作業要件.
**A.** 中空ポリマー粒子についての文章から、「本発明の中空ポリマー粒子は、」から「ー機能が低下するからである。」までを、終わりの語句も含めてそのまま書き写してください。
**B.** 中空ポリマー粒子についての文章の続きを、示されている最後の文の後から書いてください。

原文抜粋.

本発明の中空ポリマー粒子は、ラジカル重合性の水溶性単量体(A)と、ラジカル重合性の非水溶性単量体(B)とを必須の原料として用い、これらの単量体群(I)を共重合して得られるポリマー層を殻として有するものであり、その厚みが5nm〜80nmと薄いことを特徴とする。前記水溶性単量体(A)と非水溶性単量体(B)の種類や使用割合を調整することによって、該ポリマー層からなる殻の厚みを5nm〜80nm範囲でコントロールすることが可能である。産業上の応用的視点から、5nm未満、または80nm以上の殻の厚みを有する中空ポリマー粒子は望ましくない。なぜなら、殻の厚みが5nm未満では、中空ポリマー粒子としての形状安定性が悪くなり、80nmを超えるものでは、中空ポリマー粒子の該中空部分への物質搭載した際のキャリアー機能が低下するからである。
【0022】
通常のラジカル重合系であっても、原料として用いる単量体の特徴に由来する重合活性、単量体からポリマーへと成長する際のポリマーセグメントの物性変化、重合開始剤の種類、重合媒体などを巧く利用することができれば、重合反応と同時に、分子の自己組織化力を駆動させ、ポリマー会合体のドメインを誘導することは十分可能であると考えられる。
【0023】
本発明では、ラジカル重合性の水溶性単量体(A)と、ラジカル重合性の非水溶性単量体(B)とを含有する単量体群(I)に水溶性重合開始剤を組み合わせ、それを完全水性媒体中でラジカル重合させることにより、自発的な中空ポリマー粒子の形成を完成した。即ち、重合活性や水性媒体への親和性が異なる2種類の単量体を共重合させる場合には、必ずしもランダム共重合となることはなく、共重合体中で単量体1のユニットが濃厚なセグメントと単量体2のユニットが濃厚なセグメントが生じ、それが両親媒性ポリマーとして機能するという現象を利用したものである。
【0024】
本発明で用いる、ラジカル重合性の水溶性単量体(A)と、ラジカル重合性の非水溶性単量体(B)とを含有する単量体群(I)を水性媒体中で共重合する際に、水溶性単量体(A)は非水溶性単量体(B)に比べ、そのモル濃度は非常に低い。水溶性開始剤を用いて重合を行うと、水溶性単量体(A)が優先的に重合され、該単量体(A)由来の親水性のセグメントが形成される。ところが、末端ラジカルの親水性のセグメントが一定の大きさに成長すると、重合度の増大等の要因により非水溶性単量体の液滴との間にdepletion(枯渇)相互作用が強く誘導され、その液滴表面に成長中の親水性セグメントが濃縮される現象が起こる。言い換えれば、親水性セグメントの成長末端周辺は、非水溶性単量体(B)で埋まる状態になる。従って、親水性セグメントのラジカル成長末端には非水溶性単量体(B)の付加反応が始まり、非水溶性単量体(B)の重合が急速に進行し、その結果、二つの相反する性質のセグメントを有する共重合体が生成する。このようにして生成した疎水性セグメントと親水性セグメントとを有する共重合体は、いわゆる高分子界面活性剤として働き、重合反応途中、該共重合体は自発的に疎水セグメントがサンドイッチされたような二分子膜ポリマー会合体粒子(ポリマーベシクル)へ集合する。その結果、残存する多くの非水溶性単量体(B)はその会合体粒子の膜中に取り込まれながら重合し、最終的にはポリマーベシクル構造に類似した内外表面が親水性であり、殻壁の厚みが薄い中空ポリマー粒子が与えられる。本発明では、上記のような重合過程を擬エマルジョン重合と定義する。

データ欄.
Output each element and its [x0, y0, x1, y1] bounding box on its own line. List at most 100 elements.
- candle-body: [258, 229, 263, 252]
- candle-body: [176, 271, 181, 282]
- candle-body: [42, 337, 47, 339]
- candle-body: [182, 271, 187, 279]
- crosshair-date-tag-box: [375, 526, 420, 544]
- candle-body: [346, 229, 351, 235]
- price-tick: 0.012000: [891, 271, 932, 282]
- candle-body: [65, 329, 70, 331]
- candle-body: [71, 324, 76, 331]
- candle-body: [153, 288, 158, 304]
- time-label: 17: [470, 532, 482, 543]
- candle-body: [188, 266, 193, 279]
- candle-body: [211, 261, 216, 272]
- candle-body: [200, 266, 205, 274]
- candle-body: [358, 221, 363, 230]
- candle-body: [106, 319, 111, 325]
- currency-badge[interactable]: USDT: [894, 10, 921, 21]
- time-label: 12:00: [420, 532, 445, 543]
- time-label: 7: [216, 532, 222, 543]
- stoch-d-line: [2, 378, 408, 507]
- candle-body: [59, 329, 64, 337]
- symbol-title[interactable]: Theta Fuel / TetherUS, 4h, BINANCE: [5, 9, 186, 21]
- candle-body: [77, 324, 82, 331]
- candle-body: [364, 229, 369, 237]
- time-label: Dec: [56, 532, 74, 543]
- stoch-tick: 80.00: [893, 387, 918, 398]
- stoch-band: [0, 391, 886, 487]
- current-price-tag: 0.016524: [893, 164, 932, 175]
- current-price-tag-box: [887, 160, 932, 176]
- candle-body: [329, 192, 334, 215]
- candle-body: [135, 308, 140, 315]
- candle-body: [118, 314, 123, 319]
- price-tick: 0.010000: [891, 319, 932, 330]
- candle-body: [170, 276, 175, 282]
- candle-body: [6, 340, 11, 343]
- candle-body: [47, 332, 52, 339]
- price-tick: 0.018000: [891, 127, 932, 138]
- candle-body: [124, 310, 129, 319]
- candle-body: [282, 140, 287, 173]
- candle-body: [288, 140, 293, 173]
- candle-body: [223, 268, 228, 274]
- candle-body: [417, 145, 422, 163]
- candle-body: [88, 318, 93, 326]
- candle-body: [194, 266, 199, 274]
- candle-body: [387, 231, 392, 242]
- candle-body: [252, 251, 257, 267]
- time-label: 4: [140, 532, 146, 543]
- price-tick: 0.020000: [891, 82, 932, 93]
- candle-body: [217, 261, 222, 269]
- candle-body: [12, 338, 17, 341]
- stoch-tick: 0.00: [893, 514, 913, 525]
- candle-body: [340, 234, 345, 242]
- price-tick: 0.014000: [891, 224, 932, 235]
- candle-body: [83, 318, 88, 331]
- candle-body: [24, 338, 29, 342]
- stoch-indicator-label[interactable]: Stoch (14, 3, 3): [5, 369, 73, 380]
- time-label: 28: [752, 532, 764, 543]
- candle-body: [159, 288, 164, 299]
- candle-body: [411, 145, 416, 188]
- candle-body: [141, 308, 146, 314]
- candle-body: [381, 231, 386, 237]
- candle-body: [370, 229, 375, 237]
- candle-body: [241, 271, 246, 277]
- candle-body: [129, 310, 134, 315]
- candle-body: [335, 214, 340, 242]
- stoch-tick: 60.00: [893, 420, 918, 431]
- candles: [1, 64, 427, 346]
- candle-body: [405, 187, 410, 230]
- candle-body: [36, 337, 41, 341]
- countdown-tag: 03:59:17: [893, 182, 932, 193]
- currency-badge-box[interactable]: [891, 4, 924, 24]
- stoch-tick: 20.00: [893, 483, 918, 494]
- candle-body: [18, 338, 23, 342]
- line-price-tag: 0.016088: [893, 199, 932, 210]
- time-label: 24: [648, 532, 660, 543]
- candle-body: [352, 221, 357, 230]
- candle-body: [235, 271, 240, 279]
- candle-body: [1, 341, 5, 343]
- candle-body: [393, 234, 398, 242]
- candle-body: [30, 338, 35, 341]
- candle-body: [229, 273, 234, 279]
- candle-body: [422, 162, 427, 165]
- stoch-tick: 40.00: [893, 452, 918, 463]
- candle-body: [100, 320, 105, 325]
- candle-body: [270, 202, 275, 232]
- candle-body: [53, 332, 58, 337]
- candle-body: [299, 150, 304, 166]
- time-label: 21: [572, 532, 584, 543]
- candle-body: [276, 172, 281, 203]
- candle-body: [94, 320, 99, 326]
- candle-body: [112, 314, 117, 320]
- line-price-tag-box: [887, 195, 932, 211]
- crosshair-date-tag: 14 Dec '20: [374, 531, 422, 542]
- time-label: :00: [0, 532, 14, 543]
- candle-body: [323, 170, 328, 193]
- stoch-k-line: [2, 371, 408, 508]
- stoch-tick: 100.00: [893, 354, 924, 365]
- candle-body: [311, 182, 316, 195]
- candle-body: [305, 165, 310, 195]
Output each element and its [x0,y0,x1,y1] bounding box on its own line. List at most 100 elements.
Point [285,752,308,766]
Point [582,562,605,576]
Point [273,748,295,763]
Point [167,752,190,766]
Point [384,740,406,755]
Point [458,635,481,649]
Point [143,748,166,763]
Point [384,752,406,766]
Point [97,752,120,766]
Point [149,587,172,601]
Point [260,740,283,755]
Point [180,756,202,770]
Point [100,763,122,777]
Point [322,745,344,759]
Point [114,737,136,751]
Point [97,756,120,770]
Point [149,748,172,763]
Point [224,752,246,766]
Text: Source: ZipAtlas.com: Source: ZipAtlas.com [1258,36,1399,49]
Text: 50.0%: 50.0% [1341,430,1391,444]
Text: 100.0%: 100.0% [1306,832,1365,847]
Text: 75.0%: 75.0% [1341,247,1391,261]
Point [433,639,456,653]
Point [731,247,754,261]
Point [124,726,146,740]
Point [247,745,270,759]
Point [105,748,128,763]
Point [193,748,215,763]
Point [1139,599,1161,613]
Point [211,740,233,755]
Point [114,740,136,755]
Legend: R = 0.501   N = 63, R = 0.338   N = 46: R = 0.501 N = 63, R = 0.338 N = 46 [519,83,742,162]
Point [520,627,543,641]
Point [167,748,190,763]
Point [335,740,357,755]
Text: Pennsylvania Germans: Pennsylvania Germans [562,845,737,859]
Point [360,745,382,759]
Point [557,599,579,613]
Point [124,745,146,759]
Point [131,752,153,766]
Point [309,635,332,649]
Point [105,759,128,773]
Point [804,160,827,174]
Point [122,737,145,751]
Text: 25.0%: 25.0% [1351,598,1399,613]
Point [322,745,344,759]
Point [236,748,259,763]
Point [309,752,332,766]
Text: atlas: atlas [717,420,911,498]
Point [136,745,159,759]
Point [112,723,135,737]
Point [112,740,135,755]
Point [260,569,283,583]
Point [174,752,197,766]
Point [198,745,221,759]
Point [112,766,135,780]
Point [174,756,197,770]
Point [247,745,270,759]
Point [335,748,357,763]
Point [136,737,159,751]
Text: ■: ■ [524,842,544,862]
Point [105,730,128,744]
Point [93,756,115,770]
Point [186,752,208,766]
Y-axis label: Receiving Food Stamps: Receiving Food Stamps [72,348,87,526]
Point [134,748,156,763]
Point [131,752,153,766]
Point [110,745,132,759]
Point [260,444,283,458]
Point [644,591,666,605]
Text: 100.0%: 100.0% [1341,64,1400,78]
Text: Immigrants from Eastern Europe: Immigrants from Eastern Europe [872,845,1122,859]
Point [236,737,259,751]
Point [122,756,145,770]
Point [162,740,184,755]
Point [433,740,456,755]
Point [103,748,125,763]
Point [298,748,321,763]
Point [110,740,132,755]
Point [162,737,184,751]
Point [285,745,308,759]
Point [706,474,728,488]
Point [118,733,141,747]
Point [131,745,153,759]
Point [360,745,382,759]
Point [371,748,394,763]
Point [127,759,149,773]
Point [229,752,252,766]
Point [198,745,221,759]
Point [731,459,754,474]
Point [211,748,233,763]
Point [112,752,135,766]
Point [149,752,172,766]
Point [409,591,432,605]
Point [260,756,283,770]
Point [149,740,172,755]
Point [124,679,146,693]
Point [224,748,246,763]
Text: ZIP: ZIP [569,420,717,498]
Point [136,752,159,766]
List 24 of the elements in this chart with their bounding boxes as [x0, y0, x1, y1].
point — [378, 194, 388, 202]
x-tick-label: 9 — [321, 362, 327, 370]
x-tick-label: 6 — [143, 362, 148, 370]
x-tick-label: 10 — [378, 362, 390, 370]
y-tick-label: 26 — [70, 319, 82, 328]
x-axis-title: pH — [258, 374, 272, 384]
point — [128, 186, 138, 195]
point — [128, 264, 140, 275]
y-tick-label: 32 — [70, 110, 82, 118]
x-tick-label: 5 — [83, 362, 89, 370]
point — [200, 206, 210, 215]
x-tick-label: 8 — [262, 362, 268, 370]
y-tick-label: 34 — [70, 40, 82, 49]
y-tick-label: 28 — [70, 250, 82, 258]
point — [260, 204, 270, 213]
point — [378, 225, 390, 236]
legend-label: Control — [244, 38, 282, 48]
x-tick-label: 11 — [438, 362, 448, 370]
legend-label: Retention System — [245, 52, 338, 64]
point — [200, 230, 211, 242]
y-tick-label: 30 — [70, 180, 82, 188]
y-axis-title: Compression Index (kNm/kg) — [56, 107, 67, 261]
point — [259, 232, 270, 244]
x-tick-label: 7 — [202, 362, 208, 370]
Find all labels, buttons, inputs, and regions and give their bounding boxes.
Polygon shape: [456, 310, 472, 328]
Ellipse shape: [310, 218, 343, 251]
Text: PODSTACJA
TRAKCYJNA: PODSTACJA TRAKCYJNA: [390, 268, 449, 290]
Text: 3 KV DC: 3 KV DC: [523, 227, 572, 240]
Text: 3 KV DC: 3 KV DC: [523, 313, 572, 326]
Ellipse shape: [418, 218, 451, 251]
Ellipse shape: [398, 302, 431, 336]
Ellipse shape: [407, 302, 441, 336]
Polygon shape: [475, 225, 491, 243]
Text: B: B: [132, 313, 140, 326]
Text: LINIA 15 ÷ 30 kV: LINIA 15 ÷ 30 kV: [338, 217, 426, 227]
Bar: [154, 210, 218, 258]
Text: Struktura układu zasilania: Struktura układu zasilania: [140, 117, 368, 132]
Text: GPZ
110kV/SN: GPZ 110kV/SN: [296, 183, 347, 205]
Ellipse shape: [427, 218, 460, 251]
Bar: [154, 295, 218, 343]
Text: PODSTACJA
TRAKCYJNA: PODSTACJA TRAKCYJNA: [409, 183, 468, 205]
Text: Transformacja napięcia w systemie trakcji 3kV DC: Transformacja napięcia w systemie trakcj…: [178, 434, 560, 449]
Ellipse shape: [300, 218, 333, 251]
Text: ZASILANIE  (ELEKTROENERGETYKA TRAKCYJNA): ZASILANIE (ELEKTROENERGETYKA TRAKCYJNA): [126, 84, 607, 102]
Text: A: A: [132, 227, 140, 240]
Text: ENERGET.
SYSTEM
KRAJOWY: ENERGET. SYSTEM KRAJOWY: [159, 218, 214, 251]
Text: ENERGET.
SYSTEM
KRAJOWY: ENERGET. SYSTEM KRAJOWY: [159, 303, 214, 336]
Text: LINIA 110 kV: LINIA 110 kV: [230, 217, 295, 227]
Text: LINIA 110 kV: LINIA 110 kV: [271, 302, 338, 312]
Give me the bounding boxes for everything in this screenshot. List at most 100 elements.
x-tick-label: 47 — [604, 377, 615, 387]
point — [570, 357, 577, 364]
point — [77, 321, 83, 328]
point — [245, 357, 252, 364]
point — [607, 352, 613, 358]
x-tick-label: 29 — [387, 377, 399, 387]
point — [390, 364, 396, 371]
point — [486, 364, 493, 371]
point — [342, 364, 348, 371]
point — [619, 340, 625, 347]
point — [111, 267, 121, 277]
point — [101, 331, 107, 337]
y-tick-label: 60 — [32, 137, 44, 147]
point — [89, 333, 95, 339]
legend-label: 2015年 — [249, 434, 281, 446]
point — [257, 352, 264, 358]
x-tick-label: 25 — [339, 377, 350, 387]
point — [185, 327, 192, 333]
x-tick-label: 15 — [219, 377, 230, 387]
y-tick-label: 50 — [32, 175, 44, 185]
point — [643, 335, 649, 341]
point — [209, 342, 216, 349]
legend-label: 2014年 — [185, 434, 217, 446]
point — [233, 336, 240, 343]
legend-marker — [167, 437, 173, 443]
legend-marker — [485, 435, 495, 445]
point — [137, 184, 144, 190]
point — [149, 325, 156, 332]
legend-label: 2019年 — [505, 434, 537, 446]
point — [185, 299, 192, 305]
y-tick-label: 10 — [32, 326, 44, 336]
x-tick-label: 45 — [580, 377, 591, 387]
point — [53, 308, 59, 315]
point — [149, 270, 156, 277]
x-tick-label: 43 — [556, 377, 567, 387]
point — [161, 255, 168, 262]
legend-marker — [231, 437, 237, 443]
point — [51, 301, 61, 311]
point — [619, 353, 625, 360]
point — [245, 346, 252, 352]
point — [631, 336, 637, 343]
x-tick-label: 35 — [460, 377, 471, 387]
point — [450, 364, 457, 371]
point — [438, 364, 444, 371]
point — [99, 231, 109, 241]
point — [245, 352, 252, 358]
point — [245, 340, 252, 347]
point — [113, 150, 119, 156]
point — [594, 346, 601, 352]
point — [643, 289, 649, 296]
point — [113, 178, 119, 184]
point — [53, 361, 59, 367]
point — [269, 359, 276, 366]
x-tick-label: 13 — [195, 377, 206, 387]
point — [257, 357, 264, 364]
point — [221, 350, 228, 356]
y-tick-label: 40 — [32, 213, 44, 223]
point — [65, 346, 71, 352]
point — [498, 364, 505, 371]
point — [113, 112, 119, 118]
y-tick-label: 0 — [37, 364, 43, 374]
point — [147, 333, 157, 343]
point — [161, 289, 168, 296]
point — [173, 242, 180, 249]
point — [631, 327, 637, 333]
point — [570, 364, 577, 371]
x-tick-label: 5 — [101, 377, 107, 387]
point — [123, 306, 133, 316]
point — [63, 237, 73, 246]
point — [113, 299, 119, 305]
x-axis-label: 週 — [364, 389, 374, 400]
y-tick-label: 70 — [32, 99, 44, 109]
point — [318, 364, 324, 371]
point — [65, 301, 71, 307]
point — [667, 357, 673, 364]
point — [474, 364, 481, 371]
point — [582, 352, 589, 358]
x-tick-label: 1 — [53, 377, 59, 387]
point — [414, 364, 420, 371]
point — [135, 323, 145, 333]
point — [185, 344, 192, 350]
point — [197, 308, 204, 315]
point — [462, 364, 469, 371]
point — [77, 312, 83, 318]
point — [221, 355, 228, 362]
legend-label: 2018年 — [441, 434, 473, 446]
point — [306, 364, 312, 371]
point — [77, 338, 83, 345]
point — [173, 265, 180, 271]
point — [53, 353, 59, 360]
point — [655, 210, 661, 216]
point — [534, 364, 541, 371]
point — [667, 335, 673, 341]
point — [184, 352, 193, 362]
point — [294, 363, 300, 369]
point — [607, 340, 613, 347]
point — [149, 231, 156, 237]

課題別の出力.
**A.**
本発明の中空ポリマー粒子は、ラジカル重合性の水溶性単量体(A)と、ラジカル重合性の非水溶性単量体(B)とを必須の原料として用い、これらの単量体群(I)を共重合して得られるポリマー層を殻として有するものであり、その厚みが5nm〜80nmと薄いことを特徴とする。前記水溶性単量体(A)と非水溶性単量体(B)の種類や使用割合を調整することによって、該ポリマー層からなる殻の厚みを5nm〜80nm範囲でコントロールすることが可能である。産業上の応用的視点から、5nm未満、または80nm以上の殻の厚みを有する中空ポリマー粒子は望ましくない。なぜなら、殻の厚みが5nm未満では、中空ポリマー粒子としての形状安定性が悪くなり、80nmを超えるものでは、中空ポリマー粒子の該中空部分への物質搭載した際のキャリアー機能が低下するからである。

**B.**
【0025】
この様にして得られる中空ポリマー粒子の平均粒子径は、目的に応じて50nm〜5μmのものを作製可能であるが、擬エマルジョン重合法による製法であることに起因し、前述の会合体が安定に存在できる点から、特に50nm〜1μmの中空ポリマー粒子を容易に作製できる。また、その粒径分布は、原料として用いる水溶性単量体(A)、非水溶性単量体(B)及び水溶性開始剤の種類、及び配合比率によって自発的に形成される会合体を基礎とするために単分散であり、変動係数が0.1以下のものも容易に作製可能である。
【0026】
また、本発明の中空ポリマー粒子の殻壁は、粒子の粒径に応じて異なった厚さのものを得ることができる。例えば、平均粒子径が50nm以上300nm未満の中空ポリマー粒子では、その殻壁の厚みが5nm〜30nmのものを作製でき、また、300nm以上1μm未満の平均粒子径を有する中空ポリマー粒子では、その殻壁の厚みは5nm〜80nmのものを作製できる。この殻壁の厚みは、目的に応じて上記範囲の中で適宜選択して作製可能であるが、空隙率が高く、かつ殻壁が充分な強度を保つために、50nm以上300nm未満の中空ポリマー粒子は5nm〜15nmの厚さの殻壁を有することがより好ましく、300nm以上1μm未満の平均粒子径を有する中空ポリマー粒子は10nm〜40nmの厚さの殻壁がより好ましい。尚、この殻壁の厚みについても、粒子径と同様、単量体の重合に伴う自発的な組織化により、均一なものが得られる。即ち1個の粒子の全殻の厚みが均一であり、同一条件下で得られるすべての粒子の殻の厚みも均一である。本発明ではSEMにて観測される中空ポリマー粒子の殻の厚みを30箇所測定した結果の平均値を殻壁の厚みとした。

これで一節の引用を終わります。